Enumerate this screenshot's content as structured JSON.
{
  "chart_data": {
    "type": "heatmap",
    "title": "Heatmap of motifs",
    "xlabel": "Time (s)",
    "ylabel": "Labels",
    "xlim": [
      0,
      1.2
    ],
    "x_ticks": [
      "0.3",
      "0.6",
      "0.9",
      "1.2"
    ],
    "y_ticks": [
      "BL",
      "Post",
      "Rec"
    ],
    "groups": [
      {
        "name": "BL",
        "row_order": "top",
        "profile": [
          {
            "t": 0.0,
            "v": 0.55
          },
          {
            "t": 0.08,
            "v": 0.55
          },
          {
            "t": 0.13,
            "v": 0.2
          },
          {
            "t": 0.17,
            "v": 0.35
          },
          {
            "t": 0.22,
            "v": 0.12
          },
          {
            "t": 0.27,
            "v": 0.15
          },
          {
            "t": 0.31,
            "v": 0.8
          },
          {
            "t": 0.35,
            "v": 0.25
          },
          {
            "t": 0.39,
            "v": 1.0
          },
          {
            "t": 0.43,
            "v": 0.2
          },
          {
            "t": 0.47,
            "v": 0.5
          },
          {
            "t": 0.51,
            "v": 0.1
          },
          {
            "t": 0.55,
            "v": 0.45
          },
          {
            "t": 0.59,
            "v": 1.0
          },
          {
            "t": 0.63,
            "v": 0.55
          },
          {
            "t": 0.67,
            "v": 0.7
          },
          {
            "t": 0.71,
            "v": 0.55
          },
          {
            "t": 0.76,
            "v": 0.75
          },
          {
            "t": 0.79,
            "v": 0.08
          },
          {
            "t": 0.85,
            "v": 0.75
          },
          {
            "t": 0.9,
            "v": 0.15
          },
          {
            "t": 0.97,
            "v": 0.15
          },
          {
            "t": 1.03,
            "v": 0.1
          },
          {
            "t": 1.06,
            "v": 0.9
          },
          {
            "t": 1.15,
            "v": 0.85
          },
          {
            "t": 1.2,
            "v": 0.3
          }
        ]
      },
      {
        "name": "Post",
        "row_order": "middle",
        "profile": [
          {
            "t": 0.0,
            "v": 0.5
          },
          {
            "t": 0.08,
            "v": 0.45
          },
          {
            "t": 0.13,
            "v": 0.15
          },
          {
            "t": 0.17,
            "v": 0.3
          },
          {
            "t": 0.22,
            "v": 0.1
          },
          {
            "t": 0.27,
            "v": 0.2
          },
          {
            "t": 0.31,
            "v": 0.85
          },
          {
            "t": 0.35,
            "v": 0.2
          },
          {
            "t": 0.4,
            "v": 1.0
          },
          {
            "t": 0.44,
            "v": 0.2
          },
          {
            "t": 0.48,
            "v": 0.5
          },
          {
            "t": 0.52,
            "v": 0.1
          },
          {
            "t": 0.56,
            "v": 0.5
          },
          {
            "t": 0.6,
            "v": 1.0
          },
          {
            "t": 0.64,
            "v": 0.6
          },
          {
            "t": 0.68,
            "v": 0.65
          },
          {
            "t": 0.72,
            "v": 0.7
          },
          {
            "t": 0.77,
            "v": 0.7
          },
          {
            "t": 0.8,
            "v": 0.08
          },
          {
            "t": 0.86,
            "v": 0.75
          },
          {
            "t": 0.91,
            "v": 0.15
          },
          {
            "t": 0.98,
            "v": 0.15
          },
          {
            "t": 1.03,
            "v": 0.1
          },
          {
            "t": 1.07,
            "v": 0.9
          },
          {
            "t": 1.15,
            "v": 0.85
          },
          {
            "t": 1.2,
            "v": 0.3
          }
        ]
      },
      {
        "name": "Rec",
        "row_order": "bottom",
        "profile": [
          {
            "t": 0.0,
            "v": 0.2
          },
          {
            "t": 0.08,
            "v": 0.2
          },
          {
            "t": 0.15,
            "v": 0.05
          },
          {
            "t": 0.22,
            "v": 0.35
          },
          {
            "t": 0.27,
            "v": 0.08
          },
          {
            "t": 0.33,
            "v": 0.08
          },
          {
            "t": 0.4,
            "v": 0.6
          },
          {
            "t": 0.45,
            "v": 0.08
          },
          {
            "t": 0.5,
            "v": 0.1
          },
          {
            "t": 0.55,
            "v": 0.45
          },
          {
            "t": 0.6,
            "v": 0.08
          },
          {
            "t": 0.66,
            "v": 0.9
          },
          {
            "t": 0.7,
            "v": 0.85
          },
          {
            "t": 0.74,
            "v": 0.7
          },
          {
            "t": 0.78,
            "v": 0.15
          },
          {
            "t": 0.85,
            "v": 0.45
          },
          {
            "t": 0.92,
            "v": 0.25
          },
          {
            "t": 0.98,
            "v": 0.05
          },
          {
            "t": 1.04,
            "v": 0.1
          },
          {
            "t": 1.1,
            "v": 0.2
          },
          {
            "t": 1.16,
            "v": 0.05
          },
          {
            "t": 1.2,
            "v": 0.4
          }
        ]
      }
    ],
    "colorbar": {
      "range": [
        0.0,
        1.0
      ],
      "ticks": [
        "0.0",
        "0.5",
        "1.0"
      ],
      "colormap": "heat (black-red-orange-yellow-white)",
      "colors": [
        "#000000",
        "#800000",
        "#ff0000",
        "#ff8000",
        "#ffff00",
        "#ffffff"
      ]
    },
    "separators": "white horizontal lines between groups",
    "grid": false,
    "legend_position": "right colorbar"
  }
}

━━━━━━

Go through the listing above and restate it word for word.

## SOLUTION FOR THIS TASK
Enumerate this screenshot's content as structured JSON.
{
  "chart_data": {
    "type": "heatmap",
    "title": "Heatmap of motifs",
    "xlabel": "Time (s)",
    "ylabel": "Labels",
    "xlim": [
      0,
      1.2
    ],
    "x_ticks": [
      "0.3",
      "0.6",
      "0.9",
      "1.2"
    ],
    "y_ticks": [
      "BL",
      "Post",
      "Rec"
    ],
    "groups": [
      {
        "name": "BL",
        "row_order": "top",
        "profile": [
          {
            "t": 0.0,
            "v": 0.55
          },
          {
            "t": 0.08,
            "v": 0.55
          },
          {
            "t": 0.13,
            "v": 0.2
          },
          {
            "t": 0.17,
            "v": 0.35
          },
          {
            "t": 0.22,
            "v": 0.12
          },
          {
            "t": 0.27,
            "v": 0.15
          },
          {
            "t": 0.31,
            "v": 0.8
          },
          {
            "t": 0.35,
            "v": 0.25
          },
          {
            "t": 0.39,
            "v": 1.0
          },
          {
            "t": 0.43,
            "v": 0.2
          },
          {
            "t": 0.47,
            "v": 0.5
          },
          {
            "t": 0.51,
            "v": 0.1
          },
          {
            "t": 0.55,
            "v": 0.45
          },
          {
            "t": 0.59,
            "v": 1.0
          },
          {
            "t": 0.63,
            "v": 0.55
          },
          {
            "t": 0.67,
            "v": 0.7
          },
          {
            "t": 0.71,
            "v": 0.55
          },
          {
            "t": 0.76,
            "v": 0.75
          },
          {
            "t": 0.79,
            "v": 0.08
          },
          {
            "t": 0.85,
            "v": 0.75
          },
          {
            "t": 0.9,
            "v": 0.15
          },
          {
            "t": 0.97,
            "v": 0.15
          },
          {
            "t": 1.03,
            "v": 0.1
          },
          {
            "t": 1.06,
            "v": 0.9
          },
          {
            "t": 1.15,
            "v": 0.85
          },
          {
            "t": 1.2,
            "v": 0.3
          }
        ]
      },
      {
        "name": "Post",
        "row_order": "middle",
        "profile": [
          {
            "t": 0.0,
            "v": 0.5
          },
          {
            "t": 0.08,
            "v": 0.45
          },
          {
            "t": 0.13,
            "v": 0.15
          },
          {
            "t": 0.17,
            "v": 0.3
          },
          {
            "t": 0.22,
            "v": 0.1
          },
          {
            "t": 0.27,
            "v": 0.2
          },
          {
            "t": 0.31,
            "v": 0.85
          },
          {
            "t": 0.35,
            "v": 0.2
          },
          {
            "t": 0.4,
            "v": 1.0
          },
          {
            "t": 0.44,
            "v": 0.2
          },
          {
            "t": 0.48,
            "v": 0.5
          },
          {
            "t": 0.52,
            "v": 0.1
          },
          {
            "t": 0.56,
            "v": 0.5
          },
          {
            "t": 0.6,
            "v": 1.0
          },
          {
            "t": 0.64,
            "v": 0.6
          },
          {
            "t": 0.68,
            "v": 0.65
          },
          {
            "t": 0.72,
            "v": 0.7
          },
          {
            "t": 0.77,
            "v": 0.7
          },
          {
            "t": 0.8,
            "v": 0.08
          },
          {
            "t": 0.86,
            "v": 0.75
          },
          {
            "t": 0.91,
            "v": 0.15
          },
          {
            "t": 0.98,
            "v": 0.15
          },
          {
            "t": 1.03,
            "v": 0.1
          },
          {
            "t": 1.07,
            "v": 0.9
          },
          {
            "t": 1.15,
            "v": 0.85
          },
          {
            "t": 1.2,
            "v": 0.3
          }
        ]
      },
      {
        "name": "Rec",
        "row_order": "bottom",
        "profile": [
          {
            "t": 0.0,
            "v": 0.2
          },
          {
            "t": 0.08,
            "v": 0.2
          },
          {
            "t": 0.15,
            "v": 0.05
          },
          {
            "t": 0.22,
            "v": 0.35
          },
          {
            "t": 0.27,
            "v": 0.08
          },
          {
            "t": 0.33,
            "v": 0.08
          },
          {
            "t": 0.4,
            "v": 0.6
          },
          {
            "t": 0.45,
            "v": 0.08
          },
          {
            "t": 0.5,
            "v": 0.1
          },
          {
            "t": 0.55,
            "v": 0.45
          },
          {
            "t": 0.6,
            "v": 0.08
          },
          {
            "t": 0.66,
            "v": 0.9
          },
          {
            "t": 0.7,
            "v": 0.85
          },
          {
            "t": 0.74,
            "v": 0.7
          },
          {
            "t": 0.78,
            "v": 0.15
          },
          {
            "t": 0.85,
            "v": 0.45
          },
          {
            "t": 0.92,
            "v": 0.25
          },
          {
            "t": 0.98,
            "v": 0.05
          },
          {
            "t": 1.04,
            "v": 0.1
          },
          {
            "t": 1.1,
            "v": 0.2
          },
          {
            "t": 1.16,
            "v": 0.05
          },
          {
            "t": 1.2,
            "v": 0.4
          }
        ]
      }
    ],
    "colorbar": {
      "range": [
        0.0,
        1.0
      ],
      "ticks": [
        "0.0",
        "0.5",
        "1.0"
      ],
      "colormap": "heat (black-red-orange-yellow-white)",
      "colors": [
        "#000000",
        "#800000",
        "#ff0000",
        "#ff8000",
        "#ffff00",
        "#ffffff"
      ]
    },
    "separators": "white horizontal lines between groups",
    "grid": false,
    "legend_position": "right colorbar"
  }
}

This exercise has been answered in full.